**THE TASK:** Begin at the line below that contains "Convert this screenshot". Repeat it and all remaining lines of the records exactly.

Data entries
--------------------

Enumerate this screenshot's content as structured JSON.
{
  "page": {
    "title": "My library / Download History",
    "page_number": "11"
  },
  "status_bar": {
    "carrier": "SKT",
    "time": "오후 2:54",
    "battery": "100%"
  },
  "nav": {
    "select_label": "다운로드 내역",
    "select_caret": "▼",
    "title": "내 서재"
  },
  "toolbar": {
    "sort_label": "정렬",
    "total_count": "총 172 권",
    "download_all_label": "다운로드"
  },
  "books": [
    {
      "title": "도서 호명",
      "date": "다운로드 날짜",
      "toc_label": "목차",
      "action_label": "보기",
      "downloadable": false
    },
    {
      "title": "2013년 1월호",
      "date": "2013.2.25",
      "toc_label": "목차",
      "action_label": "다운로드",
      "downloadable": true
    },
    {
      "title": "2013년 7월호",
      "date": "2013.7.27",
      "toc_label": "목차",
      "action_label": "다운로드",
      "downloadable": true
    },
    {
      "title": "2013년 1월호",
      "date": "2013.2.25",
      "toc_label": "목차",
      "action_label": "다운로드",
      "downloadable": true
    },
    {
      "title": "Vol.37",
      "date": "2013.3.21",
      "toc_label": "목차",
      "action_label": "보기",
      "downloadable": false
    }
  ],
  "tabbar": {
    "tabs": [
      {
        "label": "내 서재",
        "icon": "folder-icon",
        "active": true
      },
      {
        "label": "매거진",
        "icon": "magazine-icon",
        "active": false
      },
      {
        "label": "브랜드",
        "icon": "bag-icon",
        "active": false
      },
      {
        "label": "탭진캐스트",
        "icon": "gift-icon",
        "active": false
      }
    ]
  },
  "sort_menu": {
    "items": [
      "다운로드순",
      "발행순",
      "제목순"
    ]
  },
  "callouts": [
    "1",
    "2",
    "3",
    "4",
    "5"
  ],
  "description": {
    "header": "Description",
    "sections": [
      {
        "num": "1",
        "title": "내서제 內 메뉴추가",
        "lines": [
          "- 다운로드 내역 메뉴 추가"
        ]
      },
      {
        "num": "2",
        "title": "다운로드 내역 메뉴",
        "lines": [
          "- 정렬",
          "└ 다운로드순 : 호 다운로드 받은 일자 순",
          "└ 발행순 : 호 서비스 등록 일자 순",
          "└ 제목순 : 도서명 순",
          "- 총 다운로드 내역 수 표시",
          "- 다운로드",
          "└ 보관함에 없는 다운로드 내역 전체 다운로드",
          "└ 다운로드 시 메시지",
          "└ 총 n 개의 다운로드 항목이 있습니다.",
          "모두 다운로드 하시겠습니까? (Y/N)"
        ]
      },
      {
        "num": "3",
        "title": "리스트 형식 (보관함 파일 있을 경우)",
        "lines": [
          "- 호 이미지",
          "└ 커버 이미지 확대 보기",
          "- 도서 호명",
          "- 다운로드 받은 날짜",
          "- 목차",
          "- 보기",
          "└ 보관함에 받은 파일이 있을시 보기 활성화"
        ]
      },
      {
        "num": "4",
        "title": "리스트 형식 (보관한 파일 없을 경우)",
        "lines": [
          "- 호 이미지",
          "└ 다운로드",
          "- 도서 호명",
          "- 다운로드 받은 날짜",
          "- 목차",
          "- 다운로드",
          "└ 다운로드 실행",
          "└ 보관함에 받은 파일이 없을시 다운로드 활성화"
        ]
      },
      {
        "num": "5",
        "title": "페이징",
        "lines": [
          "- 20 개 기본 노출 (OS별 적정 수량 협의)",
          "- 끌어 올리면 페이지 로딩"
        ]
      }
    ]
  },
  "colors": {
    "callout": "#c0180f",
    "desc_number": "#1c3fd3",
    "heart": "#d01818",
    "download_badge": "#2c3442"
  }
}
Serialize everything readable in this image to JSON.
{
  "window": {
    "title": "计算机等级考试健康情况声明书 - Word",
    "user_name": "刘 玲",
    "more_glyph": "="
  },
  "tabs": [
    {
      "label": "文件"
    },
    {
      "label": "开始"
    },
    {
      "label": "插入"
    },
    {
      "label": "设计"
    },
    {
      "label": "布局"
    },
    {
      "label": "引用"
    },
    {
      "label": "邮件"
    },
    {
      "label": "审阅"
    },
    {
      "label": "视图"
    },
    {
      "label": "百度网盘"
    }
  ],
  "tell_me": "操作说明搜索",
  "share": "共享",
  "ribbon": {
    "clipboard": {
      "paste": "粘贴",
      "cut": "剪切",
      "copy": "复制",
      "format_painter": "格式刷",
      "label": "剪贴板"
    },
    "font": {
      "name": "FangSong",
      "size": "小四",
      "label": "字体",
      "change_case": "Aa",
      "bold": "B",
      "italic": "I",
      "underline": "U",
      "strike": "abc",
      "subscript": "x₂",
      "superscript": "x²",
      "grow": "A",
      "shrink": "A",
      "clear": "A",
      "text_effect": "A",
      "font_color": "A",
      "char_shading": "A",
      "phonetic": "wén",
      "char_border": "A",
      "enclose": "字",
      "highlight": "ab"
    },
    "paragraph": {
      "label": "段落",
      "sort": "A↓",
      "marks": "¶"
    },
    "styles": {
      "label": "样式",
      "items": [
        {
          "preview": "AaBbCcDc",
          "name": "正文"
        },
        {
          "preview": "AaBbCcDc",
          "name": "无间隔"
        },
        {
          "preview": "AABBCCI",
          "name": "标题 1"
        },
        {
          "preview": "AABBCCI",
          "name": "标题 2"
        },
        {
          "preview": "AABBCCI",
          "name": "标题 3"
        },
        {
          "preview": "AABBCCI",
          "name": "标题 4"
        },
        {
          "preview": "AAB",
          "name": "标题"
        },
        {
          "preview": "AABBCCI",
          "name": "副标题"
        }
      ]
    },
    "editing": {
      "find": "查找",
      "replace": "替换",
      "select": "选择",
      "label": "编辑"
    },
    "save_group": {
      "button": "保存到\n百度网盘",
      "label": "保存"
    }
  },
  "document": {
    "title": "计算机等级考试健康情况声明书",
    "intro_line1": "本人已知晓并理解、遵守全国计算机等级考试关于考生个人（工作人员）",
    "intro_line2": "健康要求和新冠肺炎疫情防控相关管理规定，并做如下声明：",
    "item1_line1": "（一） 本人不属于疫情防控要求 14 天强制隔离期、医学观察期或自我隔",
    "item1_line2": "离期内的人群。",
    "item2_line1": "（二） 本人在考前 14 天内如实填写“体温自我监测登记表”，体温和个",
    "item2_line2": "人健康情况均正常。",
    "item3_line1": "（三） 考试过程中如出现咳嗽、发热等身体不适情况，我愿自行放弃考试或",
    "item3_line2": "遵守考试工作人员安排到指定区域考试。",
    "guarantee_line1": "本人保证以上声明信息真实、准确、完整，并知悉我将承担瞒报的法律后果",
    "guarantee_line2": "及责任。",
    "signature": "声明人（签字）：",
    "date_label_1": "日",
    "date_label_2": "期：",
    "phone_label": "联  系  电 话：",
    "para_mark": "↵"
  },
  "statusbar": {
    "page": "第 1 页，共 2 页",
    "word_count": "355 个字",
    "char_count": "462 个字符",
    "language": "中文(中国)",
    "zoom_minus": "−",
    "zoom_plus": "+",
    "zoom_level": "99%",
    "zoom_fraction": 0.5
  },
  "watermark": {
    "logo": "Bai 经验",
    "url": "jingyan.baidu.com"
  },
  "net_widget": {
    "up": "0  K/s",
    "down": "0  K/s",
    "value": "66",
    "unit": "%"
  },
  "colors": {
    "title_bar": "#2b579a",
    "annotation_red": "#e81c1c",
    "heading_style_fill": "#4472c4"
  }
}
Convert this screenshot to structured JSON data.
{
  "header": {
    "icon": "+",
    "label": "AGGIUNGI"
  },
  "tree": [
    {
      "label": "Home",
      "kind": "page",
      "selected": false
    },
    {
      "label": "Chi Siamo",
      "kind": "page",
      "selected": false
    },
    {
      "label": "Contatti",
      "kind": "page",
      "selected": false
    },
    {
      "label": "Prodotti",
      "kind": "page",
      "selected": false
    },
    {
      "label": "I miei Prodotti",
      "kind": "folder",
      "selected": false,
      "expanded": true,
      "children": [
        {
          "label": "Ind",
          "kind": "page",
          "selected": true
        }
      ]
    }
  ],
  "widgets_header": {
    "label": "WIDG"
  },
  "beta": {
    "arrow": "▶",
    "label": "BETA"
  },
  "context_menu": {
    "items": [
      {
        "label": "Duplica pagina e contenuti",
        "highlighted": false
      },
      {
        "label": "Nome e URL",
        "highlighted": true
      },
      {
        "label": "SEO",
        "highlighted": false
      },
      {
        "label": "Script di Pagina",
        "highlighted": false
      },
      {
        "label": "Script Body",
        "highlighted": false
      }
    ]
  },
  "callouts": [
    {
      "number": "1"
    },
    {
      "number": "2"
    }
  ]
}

--------------------

**EXPECTED OUTPUT:**
Convert this screenshot to structured JSON data.
{
  "header": {
    "icon": "+",
    "label": "AGGIUNGI"
  },
  "tree": [
    {
      "label": "Home",
      "kind": "page",
      "selected": false
    },
    {
      "label": "Chi Siamo",
      "kind": "page",
      "selected": false
    },
    {
      "label": "Contatti",
      "kind": "page",
      "selected": false
    },
    {
      "label": "Prodotti",
      "kind": "page",
      "selected": false
    },
    {
      "label": "I miei Prodotti",
      "kind": "folder",
      "selected": false,
      "expanded": true,
      "children": [
        {
          "label": "Ind",
          "kind": "page",
          "selected": true
        }
      ]
    }
  ],
  "widgets_header": {
    "label": "WIDG"
  },
  "beta": {
    "arrow": "▶",
    "label": "BETA"
  },
  "context_menu": {
    "items": [
      {
        "label": "Duplica pagina e contenuti",
        "highlighted": false
      },
      {
        "label": "Nome e URL",
        "highlighted": true
      },
      {
        "label": "SEO",
        "highlighted": false
      },
      {
        "label": "Script di Pagina",
        "highlighted": false
      },
      {
        "label": "Script Body",
        "highlighted": false
      }
    ]
  },
  "callouts": [
    {
      "number": "1"
    },
    {
      "number": "2"
    }
  ]
}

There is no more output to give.